**EXERCISE OBJECTIVE:**
Copy all of the material word for word, except for the pictures.

**DATA FOR THIS TASK:**
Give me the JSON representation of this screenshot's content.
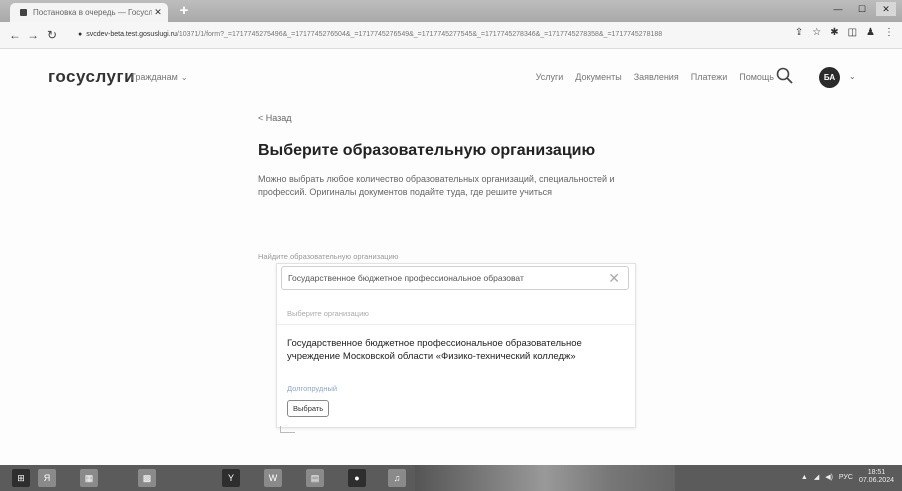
{
  "browser": {
    "tab_title": "Постановка в очередь — Госуслуги",
    "url_host": "svcdev-beta.test.gosuslugi.ru",
    "url_path": "/10371/1/form?_=1717745275496&_=1717745276504&_=1717745276549&_=1717745277545&_=1717745278346&_=1717745278358&_=1717745278188"
  },
  "header": {
    "logo": "госуслуги",
    "role": "Гражданам",
    "menu": [
      "Услуги",
      "Документы",
      "Заявления",
      "Платежи",
      "Помощь"
    ],
    "avatar_initials": "БА"
  },
  "main": {
    "back_label": "< Назад",
    "title": "Выберите образовательную организацию",
    "description": "Можно выбрать любое количество образовательных организаций, специальностей и профессий. Оригиналы документов подайте туда, где решите учиться",
    "field_label": "Найдите образовательную организацию",
    "search_value": "Государственное бюджетное профессиональное образоват",
    "suggest_label": "Выберите организацию",
    "result": {
      "name": "Государственное бюджетное профессиональное образовательное учреждение Московской области «Физико-технический колледж»",
      "link": "Долгопрудный",
      "button": "Выбрать"
    }
  },
  "taskbar": {
    "items": [
      "Я",
      "▦",
      "▩",
      "Y",
      "W",
      "▤",
      "●",
      "♫"
    ],
    "lang": "РУС",
    "time": "18:51",
    "date": "07.06.2024"
  },
  "colors": {
    "accent": "#2b2b2b",
    "link": "#8aa7d6"
  }
}
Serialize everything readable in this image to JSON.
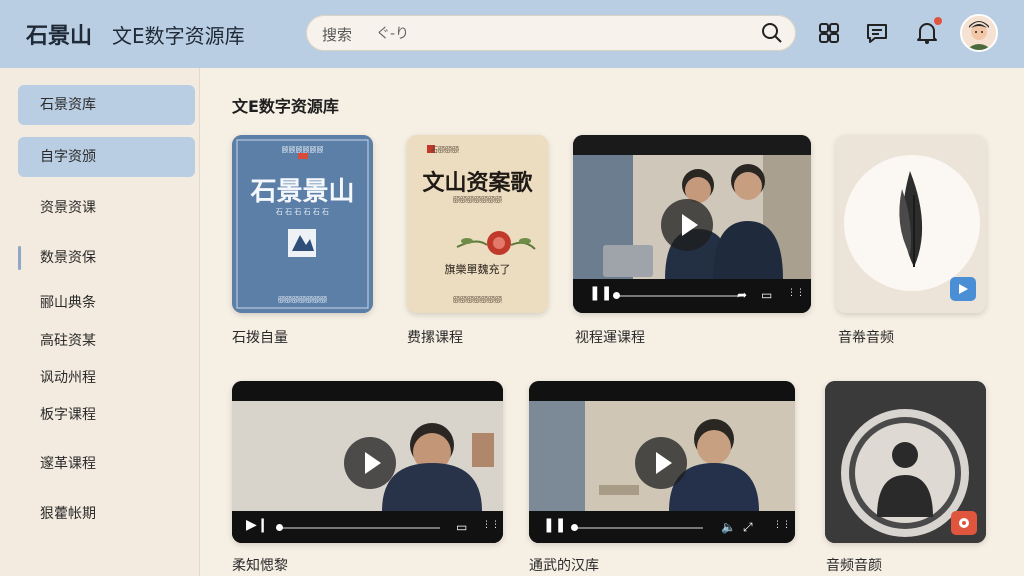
{
  "header": {
    "brand": "石景山",
    "app_name": "文E数字资源库",
    "search_label": "搜索",
    "search_value": "ぐ-り",
    "icons": [
      "search-icon",
      "grid-icon",
      "message-icon",
      "bell-icon"
    ]
  },
  "sidebar": {
    "items": [
      {
        "label": "石景资库"
      },
      {
        "label": "自字资颁"
      },
      {
        "label": "资景资课"
      },
      {
        "label": "数景资保"
      },
      {
        "label": "郦山典条"
      },
      {
        "label": "高砫资某"
      },
      {
        "label": "讽动州程"
      },
      {
        "label": "板字课程"
      },
      {
        "label": "邃革课程"
      },
      {
        "label": "狠藿帐期"
      }
    ]
  },
  "main": {
    "section_title": "文E数字资源库",
    "cards": [
      {
        "label": "石拨自量",
        "type": "book",
        "cover_title": "石景景山",
        "cover_top": "颐颐颐颐颐颐",
        "cover_sub": "石 石 石 石 石 石",
        "cover_bottom": "颐颐颐颐颐颐颐"
      },
      {
        "label": "费摞课程",
        "type": "book",
        "cover_title": "文山资案歌",
        "cover_top": "石颐颐颐",
        "cover_sub": "颐颐颐颐颐颐颐",
        "cover_mid": "旗樂單魏充了",
        "cover_bottom": "颐颐颐颐颐颐颐"
      },
      {
        "label": "视程運课程",
        "type": "video"
      },
      {
        "label": "音帣音频",
        "type": "audio"
      },
      {
        "label": "柔知愢黎",
        "type": "video"
      },
      {
        "label": "通武的汉库",
        "type": "video"
      },
      {
        "label": "音频音颜",
        "type": "audio"
      }
    ]
  },
  "colors": {
    "header_bg": "#b9cde3",
    "sidebar_active": "#b9cde3",
    "page_bg": "#f6efe4",
    "badge_red": "#e0553d",
    "badge_blue": "#4a8fd6"
  }
}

**THE OUTPUT:**
Give me the JSON representation of this screenshot's content.
{
  "browser": {
    "tab_title": "Постановка в очередь — Госуслуги",
    "url_host": "svcdev-beta.test.gosuslugi.ru",
    "url_path": "/10371/1/form?_=1717745275496&_=1717745276504&_=1717745276549&_=1717745277545&_=1717745278346&_=1717745278358&_=1717745278188"
  },
  "header": {
    "logo": "госуслуги",
    "role": "Гражданам",
    "menu": [
      "Услуги",
      "Документы",
      "Заявления",
      "Платежи",
      "Помощь"
    ],
    "avatar_initials": "БА"
  },
  "main": {
    "back_label": "< Назад",
    "title": "Выберите образовательную организацию",
    "description": "Можно выбрать любое количество образовательных организаций, специальностей и профессий. Оригиналы документов подайте туда, где решите учиться",
    "field_label": "Найдите образовательную организацию",
    "search_value": "Государственное бюджетное профессиональное образоват",
    "suggest_label": "Выберите организацию",
    "result": {
      "name": "Государственное бюджетное профессиональное образовательное учреждение Московской области «Физико-технический колледж»",
      "link": "Долгопрудный",
      "button": "Выбрать"
    }
  },
  "taskbar": {
    "items": [
      "Я",
      "▦",
      "▩",
      "Y",
      "W",
      "▤",
      "●",
      "♫"
    ],
    "lang": "РУС",
    "time": "18:51",
    "date": "07.06.2024"
  },
  "colors": {
    "accent": "#2b2b2b",
    "link": "#8aa7d6"
  }
}
Serialize everything readable in this image to JSON.
{
  "header": {
    "brand": "石景山",
    "app_name": "文E数字资源库",
    "search_label": "搜索",
    "search_value": "ぐ-り",
    "icons": [
      "search-icon",
      "grid-icon",
      "message-icon",
      "bell-icon"
    ]
  },
  "sidebar": {
    "items": [
      {
        "label": "石景资库"
      },
      {
        "label": "自字资颁"
      },
      {
        "label": "资景资课"
      },
      {
        "label": "数景资保"
      },
      {
        "label": "郦山典条"
      },
      {
        "label": "高砫资某"
      },
      {
        "label": "讽动州程"
      },
      {
        "label": "板字课程"
      },
      {
        "label": "邃革课程"
      },
      {
        "label": "狠藿帐期"
      }
    ]
  },
  "main": {
    "section_title": "文E数字资源库",
    "cards": [
      {
        "label": "石拨自量",
        "type": "book",
        "cover_title": "石景景山",
        "cover_top": "颐颐颐颐颐颐",
        "cover_sub": "石 石 石 石 石 石",
        "cover_bottom": "颐颐颐颐颐颐颐"
      },
      {
        "label": "费摞课程",
        "type": "book",
        "cover_title": "文山资案歌",
        "cover_top": "石颐颐颐",
        "cover_sub": "颐颐颐颐颐颐颐",
        "cover_mid": "旗樂單魏充了",
        "cover_bottom": "颐颐颐颐颐颐颐"
      },
      {
        "label": "视程運课程",
        "type": "video"
      },
      {
        "label": "音帣音频",
        "type": "audio"
      },
      {
        "label": "柔知愢黎",
        "type": "video"
      },
      {
        "label": "通武的汉库",
        "type": "video"
      },
      {
        "label": "音频音颜",
        "type": "audio"
      }
    ]
  },
  "colors": {
    "header_bg": "#b9cde3",
    "sidebar_active": "#b9cde3",
    "page_bg": "#f6efe4",
    "badge_red": "#e0553d",
    "badge_blue": "#4a8fd6"
  }
}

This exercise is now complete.